INSTRUCTIONS TO FOLLOW: Print out each record below, unaltered and complete, without its images.

==== LISTED ENTRIES ====

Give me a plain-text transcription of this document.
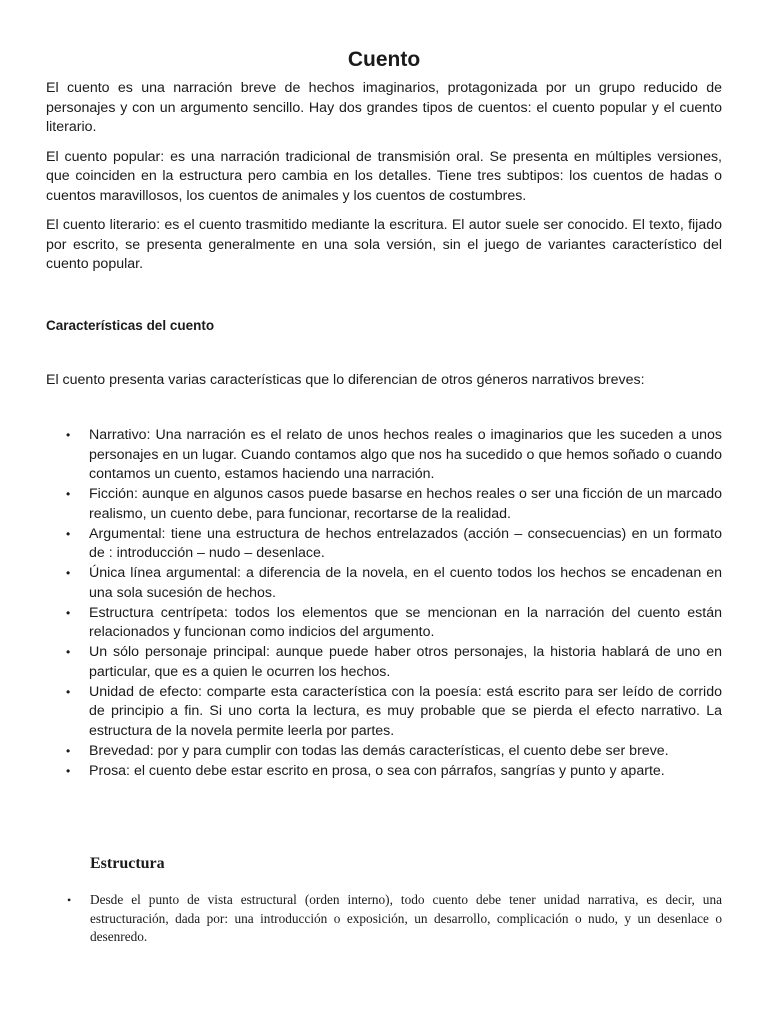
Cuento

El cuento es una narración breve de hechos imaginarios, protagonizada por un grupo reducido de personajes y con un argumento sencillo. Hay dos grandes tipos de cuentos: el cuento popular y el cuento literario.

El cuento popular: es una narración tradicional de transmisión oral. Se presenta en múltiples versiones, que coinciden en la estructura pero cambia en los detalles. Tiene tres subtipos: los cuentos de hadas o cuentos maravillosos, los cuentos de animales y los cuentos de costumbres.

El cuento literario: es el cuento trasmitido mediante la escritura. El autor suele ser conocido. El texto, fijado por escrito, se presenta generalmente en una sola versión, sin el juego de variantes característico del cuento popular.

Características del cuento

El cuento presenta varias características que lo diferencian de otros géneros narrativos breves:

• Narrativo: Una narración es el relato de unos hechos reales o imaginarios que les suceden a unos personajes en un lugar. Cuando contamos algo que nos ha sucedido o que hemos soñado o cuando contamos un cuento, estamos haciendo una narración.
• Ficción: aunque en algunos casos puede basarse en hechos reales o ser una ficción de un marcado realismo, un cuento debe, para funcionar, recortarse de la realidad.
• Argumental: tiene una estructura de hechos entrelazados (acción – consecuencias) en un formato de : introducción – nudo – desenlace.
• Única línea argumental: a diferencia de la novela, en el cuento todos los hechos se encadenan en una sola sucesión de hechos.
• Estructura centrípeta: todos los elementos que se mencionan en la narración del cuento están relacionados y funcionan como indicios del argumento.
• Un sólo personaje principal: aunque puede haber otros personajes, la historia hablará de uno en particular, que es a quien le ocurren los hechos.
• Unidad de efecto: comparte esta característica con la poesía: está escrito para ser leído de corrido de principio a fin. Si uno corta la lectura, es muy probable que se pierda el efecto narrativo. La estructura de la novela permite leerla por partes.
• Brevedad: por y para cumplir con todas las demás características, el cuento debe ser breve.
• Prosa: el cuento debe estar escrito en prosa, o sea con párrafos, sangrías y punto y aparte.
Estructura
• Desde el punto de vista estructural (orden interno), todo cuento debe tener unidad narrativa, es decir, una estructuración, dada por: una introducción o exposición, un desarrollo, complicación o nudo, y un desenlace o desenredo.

====

OUTPUT BELOW:
Give me a plain-text transcription of this document.
Cuento

El cuento es una narración breve de hechos imaginarios, protagonizada por un grupo reducido de personajes y con un argumento sencillo. Hay dos grandes tipos de cuentos: el cuento popular y el cuento literario.

El cuento popular: es una narración tradicional de transmisión oral. Se presenta en múltiples versiones, que coinciden en la estructura pero cambia en los detalles. Tiene tres subtipos: los cuentos de hadas o cuentos maravillosos, los cuentos de animales y los cuentos de costumbres.

El cuento literario: es el cuento trasmitido mediante la escritura. El autor suele ser conocido. El texto, fijado por escrito, se presenta generalmente en una sola versión, sin el juego de variantes característico del cuento popular.

Características del cuento

El cuento presenta varias características que lo diferencian de otros géneros narrativos breves:

• Narrativo: Una narración es el relato de unos hechos reales o imaginarios que les suceden a unos personajes en un lugar. Cuando contamos algo que nos ha sucedido o que hemos soñado o cuando contamos un cuento, estamos haciendo una narración.
• Ficción: aunque en algunos casos puede basarse en hechos reales o ser una ficción de un marcado realismo, un cuento debe, para funcionar, recortarse de la realidad.
• Argumental: tiene una estructura de hechos entrelazados (acción – consecuencias) en un formato de : introducción – nudo – desenlace.
• Única línea argumental: a diferencia de la novela, en el cuento todos los hechos se encadenan en una sola sucesión de hechos.
• Estructura centrípeta: todos los elementos que se mencionan en la narración del cuento están relacionados y funcionan como indicios del argumento.
• Un sólo personaje principal: aunque puede haber otros personajes, la historia hablará de uno en particular, que es a quien le ocurren los hechos.
• Unidad de efecto: comparte esta característica con la poesía: está escrito para ser leído de corrido de principio a fin. Si uno corta la lectura, es muy probable que se pierda el efecto narrativo. La estructura de la novela permite leerla por partes.
• Brevedad: por y para cumplir con todas las demás características, el cuento debe ser breve.
• Prosa: el cuento debe estar escrito en prosa, o sea con párrafos, sangrías y punto y aparte.
Estructura
• Desde el punto de vista estructural (orden interno), todo cuento debe tener unidad narrativa, es decir, una estructuración, dada por: una introducción o exposición, un desarrollo, complicación o nudo, y un desenlace o desenredo.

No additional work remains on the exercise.